** begin **
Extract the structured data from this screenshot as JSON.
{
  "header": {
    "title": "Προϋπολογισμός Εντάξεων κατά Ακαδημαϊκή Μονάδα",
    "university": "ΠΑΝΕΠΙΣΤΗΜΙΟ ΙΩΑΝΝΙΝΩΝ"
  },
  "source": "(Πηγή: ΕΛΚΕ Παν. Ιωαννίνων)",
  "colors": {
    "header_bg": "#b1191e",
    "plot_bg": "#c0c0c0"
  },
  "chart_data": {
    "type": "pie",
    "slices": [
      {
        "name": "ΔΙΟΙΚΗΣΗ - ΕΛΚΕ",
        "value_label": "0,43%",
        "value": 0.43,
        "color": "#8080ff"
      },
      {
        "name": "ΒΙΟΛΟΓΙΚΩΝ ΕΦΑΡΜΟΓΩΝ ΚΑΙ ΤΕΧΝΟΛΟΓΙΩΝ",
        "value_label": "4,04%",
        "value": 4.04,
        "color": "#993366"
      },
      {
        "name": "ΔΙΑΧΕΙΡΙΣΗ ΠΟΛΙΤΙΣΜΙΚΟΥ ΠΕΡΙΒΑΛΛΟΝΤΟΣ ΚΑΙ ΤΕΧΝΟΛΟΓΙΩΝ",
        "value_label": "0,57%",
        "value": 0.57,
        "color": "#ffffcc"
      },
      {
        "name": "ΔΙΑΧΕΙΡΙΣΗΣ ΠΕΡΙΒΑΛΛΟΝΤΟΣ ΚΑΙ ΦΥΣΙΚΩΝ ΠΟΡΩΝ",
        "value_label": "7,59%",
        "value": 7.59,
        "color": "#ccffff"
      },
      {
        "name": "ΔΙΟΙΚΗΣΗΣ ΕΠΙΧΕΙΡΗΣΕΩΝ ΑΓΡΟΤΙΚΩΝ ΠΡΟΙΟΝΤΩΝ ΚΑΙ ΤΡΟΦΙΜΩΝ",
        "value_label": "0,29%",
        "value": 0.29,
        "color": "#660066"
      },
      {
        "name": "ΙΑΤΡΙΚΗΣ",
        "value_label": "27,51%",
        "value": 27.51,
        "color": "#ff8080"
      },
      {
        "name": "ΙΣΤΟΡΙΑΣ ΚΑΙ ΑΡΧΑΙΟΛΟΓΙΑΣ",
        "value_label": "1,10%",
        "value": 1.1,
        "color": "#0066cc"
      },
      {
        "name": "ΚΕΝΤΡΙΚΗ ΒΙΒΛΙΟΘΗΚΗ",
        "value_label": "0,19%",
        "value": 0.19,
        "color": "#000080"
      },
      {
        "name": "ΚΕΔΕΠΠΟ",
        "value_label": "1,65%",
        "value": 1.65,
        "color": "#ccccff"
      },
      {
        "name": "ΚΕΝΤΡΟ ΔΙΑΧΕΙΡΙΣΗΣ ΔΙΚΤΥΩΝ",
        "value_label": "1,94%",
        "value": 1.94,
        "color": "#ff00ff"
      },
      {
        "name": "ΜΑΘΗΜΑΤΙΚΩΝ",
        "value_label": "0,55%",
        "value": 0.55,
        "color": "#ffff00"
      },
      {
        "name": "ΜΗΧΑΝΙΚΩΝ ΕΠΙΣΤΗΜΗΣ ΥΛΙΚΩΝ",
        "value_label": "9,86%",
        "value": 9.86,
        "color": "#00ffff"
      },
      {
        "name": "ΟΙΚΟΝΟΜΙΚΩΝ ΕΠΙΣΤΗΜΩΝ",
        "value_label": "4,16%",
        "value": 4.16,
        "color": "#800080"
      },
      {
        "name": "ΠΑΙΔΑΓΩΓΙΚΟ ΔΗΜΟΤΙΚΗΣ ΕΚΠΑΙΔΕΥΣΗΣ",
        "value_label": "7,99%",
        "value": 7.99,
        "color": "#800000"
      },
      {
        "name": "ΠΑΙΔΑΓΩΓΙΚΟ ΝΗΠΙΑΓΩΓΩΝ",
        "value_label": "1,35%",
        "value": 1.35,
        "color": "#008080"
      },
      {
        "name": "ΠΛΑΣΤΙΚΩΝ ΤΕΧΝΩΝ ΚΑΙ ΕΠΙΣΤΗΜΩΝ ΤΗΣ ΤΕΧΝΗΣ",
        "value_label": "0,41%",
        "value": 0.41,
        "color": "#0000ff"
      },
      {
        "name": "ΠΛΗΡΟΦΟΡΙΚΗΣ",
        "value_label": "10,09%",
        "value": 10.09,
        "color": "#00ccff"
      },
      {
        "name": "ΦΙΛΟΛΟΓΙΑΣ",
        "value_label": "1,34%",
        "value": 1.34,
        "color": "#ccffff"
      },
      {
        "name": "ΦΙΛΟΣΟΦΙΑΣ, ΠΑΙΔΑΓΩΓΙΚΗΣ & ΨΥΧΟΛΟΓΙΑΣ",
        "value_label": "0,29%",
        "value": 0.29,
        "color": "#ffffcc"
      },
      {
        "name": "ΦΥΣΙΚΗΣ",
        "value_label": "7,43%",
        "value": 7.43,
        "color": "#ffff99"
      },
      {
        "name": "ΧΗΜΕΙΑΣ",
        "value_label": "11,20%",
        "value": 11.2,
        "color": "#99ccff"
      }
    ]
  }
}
** end **
# [WRITTEN REQUEST]
Print all of the entries again, exactly as written.

# [RESULT BELOW]
Extract the structured data from this screenshot as JSON.
{
  "header": {
    "title": "Προϋπολογισμός Εντάξεων κατά Ακαδημαϊκή Μονάδα",
    "university": "ΠΑΝΕΠΙΣΤΗΜΙΟ ΙΩΑΝΝΙΝΩΝ"
  },
  "source": "(Πηγή: ΕΛΚΕ Παν. Ιωαννίνων)",
  "colors": {
    "header_bg": "#b1191e",
    "plot_bg": "#c0c0c0"
  },
  "chart_data": {
    "type": "pie",
    "slices": [
      {
        "name": "ΔΙΟΙΚΗΣΗ - ΕΛΚΕ",
        "value_label": "0,43%",
        "value": 0.43,
        "color": "#8080ff"
      },
      {
        "name": "ΒΙΟΛΟΓΙΚΩΝ ΕΦΑΡΜΟΓΩΝ ΚΑΙ ΤΕΧΝΟΛΟΓΙΩΝ",
        "value_label": "4,04%",
        "value": 4.04,
        "color": "#993366"
      },
      {
        "name": "ΔΙΑΧΕΙΡΙΣΗ ΠΟΛΙΤΙΣΜΙΚΟΥ ΠΕΡΙΒΑΛΛΟΝΤΟΣ ΚΑΙ ΤΕΧΝΟΛΟΓΙΩΝ",
        "value_label": "0,57%",
        "value": 0.57,
        "color": "#ffffcc"
      },
      {
        "name": "ΔΙΑΧΕΙΡΙΣΗΣ ΠΕΡΙΒΑΛΛΟΝΤΟΣ ΚΑΙ ΦΥΣΙΚΩΝ ΠΟΡΩΝ",
        "value_label": "7,59%",
        "value": 7.59,
        "color": "#ccffff"
      },
      {
        "name": "ΔΙΟΙΚΗΣΗΣ ΕΠΙΧΕΙΡΗΣΕΩΝ ΑΓΡΟΤΙΚΩΝ ΠΡΟΙΟΝΤΩΝ ΚΑΙ ΤΡΟΦΙΜΩΝ",
        "value_label": "0,29%",
        "value": 0.29,
        "color": "#660066"
      },
      {
        "name": "ΙΑΤΡΙΚΗΣ",
        "value_label": "27,51%",
        "value": 27.51,
        "color": "#ff8080"
      },
      {
        "name": "ΙΣΤΟΡΙΑΣ ΚΑΙ ΑΡΧΑΙΟΛΟΓΙΑΣ",
        "value_label": "1,10%",
        "value": 1.1,
        "color": "#0066cc"
      },
      {
        "name": "ΚΕΝΤΡΙΚΗ ΒΙΒΛΙΟΘΗΚΗ",
        "value_label": "0,19%",
        "value": 0.19,
        "color": "#000080"
      },
      {
        "name": "ΚΕΔΕΠΠΟ",
        "value_label": "1,65%",
        "value": 1.65,
        "color": "#ccccff"
      },
      {
        "name": "ΚΕΝΤΡΟ ΔΙΑΧΕΙΡΙΣΗΣ ΔΙΚΤΥΩΝ",
        "value_label": "1,94%",
        "value": 1.94,
        "color": "#ff00ff"
      },
      {
        "name": "ΜΑΘΗΜΑΤΙΚΩΝ",
        "value_label": "0,55%",
        "value": 0.55,
        "color": "#ffff00"
      },
      {
        "name": "ΜΗΧΑΝΙΚΩΝ ΕΠΙΣΤΗΜΗΣ ΥΛΙΚΩΝ",
        "value_label": "9,86%",
        "value": 9.86,
        "color": "#00ffff"
      },
      {
        "name": "ΟΙΚΟΝΟΜΙΚΩΝ ΕΠΙΣΤΗΜΩΝ",
        "value_label": "4,16%",
        "value": 4.16,
        "color": "#800080"
      },
      {
        "name": "ΠΑΙΔΑΓΩΓΙΚΟ ΔΗΜΟΤΙΚΗΣ ΕΚΠΑΙΔΕΥΣΗΣ",
        "value_label": "7,99%",
        "value": 7.99,
        "color": "#800000"
      },
      {
        "name": "ΠΑΙΔΑΓΩΓΙΚΟ ΝΗΠΙΑΓΩΓΩΝ",
        "value_label": "1,35%",
        "value": 1.35,
        "color": "#008080"
      },
      {
        "name": "ΠΛΑΣΤΙΚΩΝ ΤΕΧΝΩΝ ΚΑΙ ΕΠΙΣΤΗΜΩΝ ΤΗΣ ΤΕΧΝΗΣ",
        "value_label": "0,41%",
        "value": 0.41,
        "color": "#0000ff"
      },
      {
        "name": "ΠΛΗΡΟΦΟΡΙΚΗΣ",
        "value_label": "10,09%",
        "value": 10.09,
        "color": "#00ccff"
      },
      {
        "name": "ΦΙΛΟΛΟΓΙΑΣ",
        "value_label": "1,34%",
        "value": 1.34,
        "color": "#ccffff"
      },
      {
        "name": "ΦΙΛΟΣΟΦΙΑΣ, ΠΑΙΔΑΓΩΓΙΚΗΣ & ΨΥΧΟΛΟΓΙΑΣ",
        "value_label": "0,29%",
        "value": 0.29,
        "color": "#ffffcc"
      },
      {
        "name": "ΦΥΣΙΚΗΣ",
        "value_label": "7,43%",
        "value": 7.43,
        "color": "#ffff99"
      },
      {
        "name": "ΧΗΜΕΙΑΣ",
        "value_label": "11,20%",
        "value": 11.2,
        "color": "#99ccff"
      }
    ]
  }
}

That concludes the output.